Only lines holding the string "SAMI" are wanted; copy each one from the material.

Data entries
━━━━━━━━
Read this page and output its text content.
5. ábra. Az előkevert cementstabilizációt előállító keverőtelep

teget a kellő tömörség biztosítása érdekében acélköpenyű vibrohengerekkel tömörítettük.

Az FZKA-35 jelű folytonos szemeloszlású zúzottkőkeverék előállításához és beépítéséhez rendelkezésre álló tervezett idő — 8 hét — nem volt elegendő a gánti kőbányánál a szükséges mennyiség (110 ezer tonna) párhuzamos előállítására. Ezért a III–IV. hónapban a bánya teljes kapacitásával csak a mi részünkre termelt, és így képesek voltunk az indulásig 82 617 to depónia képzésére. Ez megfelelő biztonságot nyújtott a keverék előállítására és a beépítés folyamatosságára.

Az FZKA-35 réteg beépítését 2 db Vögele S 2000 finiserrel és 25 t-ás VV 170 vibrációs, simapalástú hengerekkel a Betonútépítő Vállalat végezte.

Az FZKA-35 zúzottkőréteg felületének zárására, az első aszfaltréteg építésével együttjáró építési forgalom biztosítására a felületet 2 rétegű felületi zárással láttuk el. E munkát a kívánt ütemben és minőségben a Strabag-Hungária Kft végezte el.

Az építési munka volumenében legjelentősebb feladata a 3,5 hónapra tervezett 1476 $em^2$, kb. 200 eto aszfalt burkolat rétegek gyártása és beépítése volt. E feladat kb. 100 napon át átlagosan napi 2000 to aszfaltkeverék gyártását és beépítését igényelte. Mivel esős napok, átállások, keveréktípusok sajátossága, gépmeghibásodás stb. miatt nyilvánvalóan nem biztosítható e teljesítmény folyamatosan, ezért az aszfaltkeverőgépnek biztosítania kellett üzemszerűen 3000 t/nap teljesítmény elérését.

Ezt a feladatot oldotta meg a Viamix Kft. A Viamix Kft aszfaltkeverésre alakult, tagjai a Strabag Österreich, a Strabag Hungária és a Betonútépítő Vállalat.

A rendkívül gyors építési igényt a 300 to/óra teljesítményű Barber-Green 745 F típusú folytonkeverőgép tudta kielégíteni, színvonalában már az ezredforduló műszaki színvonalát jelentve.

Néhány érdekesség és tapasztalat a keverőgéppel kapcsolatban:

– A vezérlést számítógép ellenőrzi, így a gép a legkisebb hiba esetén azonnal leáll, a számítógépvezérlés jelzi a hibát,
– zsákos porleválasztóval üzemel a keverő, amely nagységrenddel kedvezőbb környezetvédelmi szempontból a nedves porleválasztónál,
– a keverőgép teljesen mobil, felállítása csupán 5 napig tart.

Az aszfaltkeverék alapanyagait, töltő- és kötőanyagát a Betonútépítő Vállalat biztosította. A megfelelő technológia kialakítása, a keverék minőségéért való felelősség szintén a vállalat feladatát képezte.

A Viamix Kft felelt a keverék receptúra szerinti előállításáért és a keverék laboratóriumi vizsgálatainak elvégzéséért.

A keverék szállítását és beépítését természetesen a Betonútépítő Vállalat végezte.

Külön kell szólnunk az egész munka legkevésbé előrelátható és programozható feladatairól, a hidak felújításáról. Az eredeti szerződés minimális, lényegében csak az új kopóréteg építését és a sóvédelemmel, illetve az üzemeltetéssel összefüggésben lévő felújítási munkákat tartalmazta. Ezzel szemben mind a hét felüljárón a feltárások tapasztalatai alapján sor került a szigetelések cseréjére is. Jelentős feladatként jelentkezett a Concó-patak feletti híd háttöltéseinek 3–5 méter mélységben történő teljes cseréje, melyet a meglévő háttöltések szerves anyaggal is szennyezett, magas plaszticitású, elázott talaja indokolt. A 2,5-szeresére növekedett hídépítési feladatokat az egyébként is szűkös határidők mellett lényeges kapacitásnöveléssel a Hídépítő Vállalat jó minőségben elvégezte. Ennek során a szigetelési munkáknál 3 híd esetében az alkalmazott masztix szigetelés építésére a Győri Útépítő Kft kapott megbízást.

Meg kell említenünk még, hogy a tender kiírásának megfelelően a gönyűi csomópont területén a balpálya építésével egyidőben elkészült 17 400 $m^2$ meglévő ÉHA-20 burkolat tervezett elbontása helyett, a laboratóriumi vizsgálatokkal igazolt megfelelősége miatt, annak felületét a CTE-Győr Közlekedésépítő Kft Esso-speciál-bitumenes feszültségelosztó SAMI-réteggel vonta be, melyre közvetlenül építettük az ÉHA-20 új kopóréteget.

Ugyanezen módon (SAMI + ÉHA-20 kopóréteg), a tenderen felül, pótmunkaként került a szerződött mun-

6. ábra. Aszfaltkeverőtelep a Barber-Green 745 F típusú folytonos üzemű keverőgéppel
━━━━━━━━
▶ **EXERCISE RESULT**
Meg kell említenünk még, hogy a tender kiírásának megfelelően a gönyűi csomópont területén a balpálya építésével egyidőben elkészült 17 400 $m^2$ meglévő ÉHA-20 burkolat tervezett elbontása helyett, a laboratóriumi vizsgálatokkal igazolt megfelelősége miatt, annak felületét a CTE-Győr Közlekedésépítő Kft Esso-speciál-bitumenes feszültségelosztó SAMI-réteggel vonta be, melyre közvetlenül építettük az ÉHA-20 új kopóréteget.
Ugyanezen módon (SAMI + ÉHA-20 kopóréteg), a tenderen felül, pótmunkaként került a szerződött mun-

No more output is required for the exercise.